→ **Document text**:
Audio Over IP and the SIP Environment

Feature Articles

Audio Over IP and the SIP Environment

By TMCnet Special Guest
Johannes Rietschel
  |  September 01, 2011

This article originally appeared in the Sept. 2011 issue of INTERNET TELEPHONY

The network-everywhere methodology has infiltrated our lives. Most of us are attempting to negotiate a network connection at some point every day. This is the very nature of session initiation protocol, or SIP as we fondly know it, which primarily exists for the purpose of negotiating a voice or video connection between two or more points. 

SIP is best known in the business world for the simple purpose of signaling phone calls in the IP domain. What is perhaps less often understood is the fact that SIP has little to do with the audio transfer itself. SIP carries out the call set up negotiation between two or more devices that wish to be in contact at the initiation phase, signaling call events (transfer requests, for example) during the connection, and call termination. SIP does not play a role in the actual audio/video delivery.

In the SIP environment, audio carriage is almost always carried out using real-time protocol, with parameters and details being negotiated using SIP. The combined power of SIP and RTP can support VoIP as well video connections and audio contribution to studio environments. From this perspective, SIP provides a flexible architecture to enable device communication, mainly for point-to-point connections.

The role of audio over IP in the SIP universe can be quite interesting, and very useful for mixing applications such as paging and public address with phone integration and value-added services like background music and priority communications. Audio over IP goes beyond session initiation to network-based audio distribution. It can be connection-oriented or always present for unending audio streams.

SIP experts are concerned about bridges, proxies and central servers, for the purpose of understanding how everything in the system talks to each other. This is instrumental in ensuring that temporary sessions are established via the protocol. Speaking strictly for voice, it is expected that SIP acts as the traffic cop for frequent connections, disconnections, busy signals and call re-routing. This is because phone systems must react to commands.

→ **Layout element annotations**:

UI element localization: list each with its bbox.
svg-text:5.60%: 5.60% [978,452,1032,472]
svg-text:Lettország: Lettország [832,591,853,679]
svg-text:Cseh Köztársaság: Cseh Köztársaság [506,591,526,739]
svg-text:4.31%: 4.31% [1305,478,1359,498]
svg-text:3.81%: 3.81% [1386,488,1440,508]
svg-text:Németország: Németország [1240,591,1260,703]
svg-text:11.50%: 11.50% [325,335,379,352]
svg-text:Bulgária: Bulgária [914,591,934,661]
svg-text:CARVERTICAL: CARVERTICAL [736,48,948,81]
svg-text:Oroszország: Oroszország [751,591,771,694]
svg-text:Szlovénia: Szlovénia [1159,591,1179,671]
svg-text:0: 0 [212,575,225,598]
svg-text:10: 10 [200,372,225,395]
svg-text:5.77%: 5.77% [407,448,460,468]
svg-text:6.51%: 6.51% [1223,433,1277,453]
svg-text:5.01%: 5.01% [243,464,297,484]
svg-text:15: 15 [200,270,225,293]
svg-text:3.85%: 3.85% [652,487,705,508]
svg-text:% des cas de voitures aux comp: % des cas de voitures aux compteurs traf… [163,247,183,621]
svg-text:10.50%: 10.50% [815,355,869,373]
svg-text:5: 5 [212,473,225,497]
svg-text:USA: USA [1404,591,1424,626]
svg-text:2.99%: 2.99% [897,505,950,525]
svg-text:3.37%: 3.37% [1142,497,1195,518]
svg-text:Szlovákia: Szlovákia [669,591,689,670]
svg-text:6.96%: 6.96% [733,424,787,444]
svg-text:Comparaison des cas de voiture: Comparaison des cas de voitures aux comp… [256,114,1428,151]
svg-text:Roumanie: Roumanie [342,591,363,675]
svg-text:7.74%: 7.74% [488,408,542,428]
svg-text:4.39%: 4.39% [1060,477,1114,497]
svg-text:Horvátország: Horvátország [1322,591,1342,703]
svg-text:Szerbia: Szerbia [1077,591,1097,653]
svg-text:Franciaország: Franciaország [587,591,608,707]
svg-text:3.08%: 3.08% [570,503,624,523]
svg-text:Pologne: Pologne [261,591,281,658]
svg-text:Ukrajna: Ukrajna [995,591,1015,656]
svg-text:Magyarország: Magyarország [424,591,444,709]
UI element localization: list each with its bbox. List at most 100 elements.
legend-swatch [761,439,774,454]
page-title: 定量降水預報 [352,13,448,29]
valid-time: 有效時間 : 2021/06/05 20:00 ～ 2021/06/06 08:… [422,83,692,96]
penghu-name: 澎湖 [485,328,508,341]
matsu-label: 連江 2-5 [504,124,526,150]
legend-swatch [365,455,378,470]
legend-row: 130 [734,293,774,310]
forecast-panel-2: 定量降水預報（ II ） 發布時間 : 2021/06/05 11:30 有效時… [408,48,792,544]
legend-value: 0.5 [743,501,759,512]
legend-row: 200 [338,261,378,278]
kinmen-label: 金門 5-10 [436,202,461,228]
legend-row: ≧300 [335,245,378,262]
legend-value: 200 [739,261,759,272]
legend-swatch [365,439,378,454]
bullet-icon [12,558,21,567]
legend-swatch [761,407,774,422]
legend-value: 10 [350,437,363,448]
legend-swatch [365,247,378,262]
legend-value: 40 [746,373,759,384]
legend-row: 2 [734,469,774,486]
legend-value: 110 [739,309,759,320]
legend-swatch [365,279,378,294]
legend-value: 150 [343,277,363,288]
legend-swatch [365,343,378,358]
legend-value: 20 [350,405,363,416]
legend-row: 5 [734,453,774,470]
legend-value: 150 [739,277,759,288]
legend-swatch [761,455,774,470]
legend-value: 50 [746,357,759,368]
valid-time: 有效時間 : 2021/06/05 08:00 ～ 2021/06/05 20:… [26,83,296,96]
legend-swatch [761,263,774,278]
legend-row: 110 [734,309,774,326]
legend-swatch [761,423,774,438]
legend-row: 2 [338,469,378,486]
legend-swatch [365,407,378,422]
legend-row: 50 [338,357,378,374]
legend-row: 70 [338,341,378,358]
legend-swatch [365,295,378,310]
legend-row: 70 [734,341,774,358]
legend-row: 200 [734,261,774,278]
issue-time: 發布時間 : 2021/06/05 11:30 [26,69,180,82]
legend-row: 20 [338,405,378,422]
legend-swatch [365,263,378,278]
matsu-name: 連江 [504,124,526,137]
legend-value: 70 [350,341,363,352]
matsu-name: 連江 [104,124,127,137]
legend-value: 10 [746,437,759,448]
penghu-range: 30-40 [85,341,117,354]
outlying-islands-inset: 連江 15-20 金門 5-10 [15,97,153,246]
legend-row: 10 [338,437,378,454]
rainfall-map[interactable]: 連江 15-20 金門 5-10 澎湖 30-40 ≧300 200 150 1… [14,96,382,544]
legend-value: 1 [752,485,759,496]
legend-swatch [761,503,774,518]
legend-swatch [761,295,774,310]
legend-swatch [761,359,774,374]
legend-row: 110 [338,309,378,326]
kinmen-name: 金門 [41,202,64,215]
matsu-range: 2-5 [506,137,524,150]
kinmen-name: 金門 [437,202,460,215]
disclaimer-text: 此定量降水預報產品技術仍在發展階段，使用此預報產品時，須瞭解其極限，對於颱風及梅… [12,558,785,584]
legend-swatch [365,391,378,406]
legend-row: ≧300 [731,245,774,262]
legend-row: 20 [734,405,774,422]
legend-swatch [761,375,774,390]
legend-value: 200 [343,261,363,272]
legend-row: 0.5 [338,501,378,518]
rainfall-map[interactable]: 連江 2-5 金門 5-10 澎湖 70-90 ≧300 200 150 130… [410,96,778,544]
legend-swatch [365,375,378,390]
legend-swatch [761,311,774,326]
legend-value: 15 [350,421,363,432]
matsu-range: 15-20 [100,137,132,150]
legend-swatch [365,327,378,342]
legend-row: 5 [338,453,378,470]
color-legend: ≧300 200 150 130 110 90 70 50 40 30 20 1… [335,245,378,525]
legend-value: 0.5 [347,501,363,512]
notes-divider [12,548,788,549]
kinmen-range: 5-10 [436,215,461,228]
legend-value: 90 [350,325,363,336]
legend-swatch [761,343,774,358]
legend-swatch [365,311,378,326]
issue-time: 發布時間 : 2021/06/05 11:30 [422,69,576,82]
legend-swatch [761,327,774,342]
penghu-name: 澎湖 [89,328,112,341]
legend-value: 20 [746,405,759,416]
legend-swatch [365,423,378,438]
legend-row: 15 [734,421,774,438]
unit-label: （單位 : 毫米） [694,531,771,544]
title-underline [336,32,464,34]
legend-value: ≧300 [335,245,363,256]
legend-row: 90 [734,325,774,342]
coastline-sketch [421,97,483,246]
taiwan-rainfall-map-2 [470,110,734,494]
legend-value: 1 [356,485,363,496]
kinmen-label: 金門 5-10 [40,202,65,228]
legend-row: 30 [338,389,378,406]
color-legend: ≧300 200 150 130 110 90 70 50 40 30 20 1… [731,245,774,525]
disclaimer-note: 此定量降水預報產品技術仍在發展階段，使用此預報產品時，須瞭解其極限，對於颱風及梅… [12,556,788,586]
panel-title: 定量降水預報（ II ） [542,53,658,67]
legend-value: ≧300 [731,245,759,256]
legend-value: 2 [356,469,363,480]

→ **Set of tasks**:
1. In the article on audio over IP and SIP, why is SIP expected to act as the traffic cop for connections, disconnections, busy signals and call re-routing in voice systems?
2. Continue the article on audio over IP and the SIP environment, starting after its last sentence.

→ **Answers per task**:
1. SIP is expected to play that role because phone systems must react to commands.

2.
This is mostly not the case with audio over IP distribution.

Making Connections

Our company comes from the audio over IP space. In many cases, point-to-point connection initiation is trivial in our world: We switch on the send and receive devices to establish a connection, and switch them off when we wish to shut down the stream. The audio stream is configured, and audio is sent from one point to another. The sender is known, the receiver is known, with recognition of two valid IP addresses to support the connection. Quality of delivery may be higher rated than delay, especially when routing over the Internet.

Audio over IP distribution also fits well scenarios with delivery to multiple destination points. An office environment might want to have a paging console that can reach various groups, zones or buildings – while also supporting all-call scenarios. This is easily configured using an IP-based paging console, where voice and other audio (such as background music or music-on-hold services) can be streamed to multiple points.

Merging SIP and audio over IP in the office environment, or other multi-point scenarios such as hotels and retail settings, delivers a more powerful and comprehensive solution for communications. The integration of a SIP server into an audio over IP distribution network establishes a mediation point with central routing intelligence. This enables the system to recognize that a call is being targeted for a group, while also identifying destinations that are unable to accept such a request do to being busy, offline or otherwise unavailable.

On the other hand, adding dependency of a central server also has downsides. Call set up using a SIP server can be slow compared to direct streaming approaches.

Another strong point is that SIP can negotiate choice of codec within an audio over IP network. SIP devices typically allow negotiations of the intermittent codec used on a per-connection basis, chiefly because bandwidth may be more important than audio quality in telephone communications. In other cases, a communication partner may not support the standard codec used for most connections. Audio over IP devices are intended to transmit music of very high quality, intelligible announcements and other audio, such as tones and bells, that are quality-critical, and thus typically use different codecs than those used for VoIP/phone calls.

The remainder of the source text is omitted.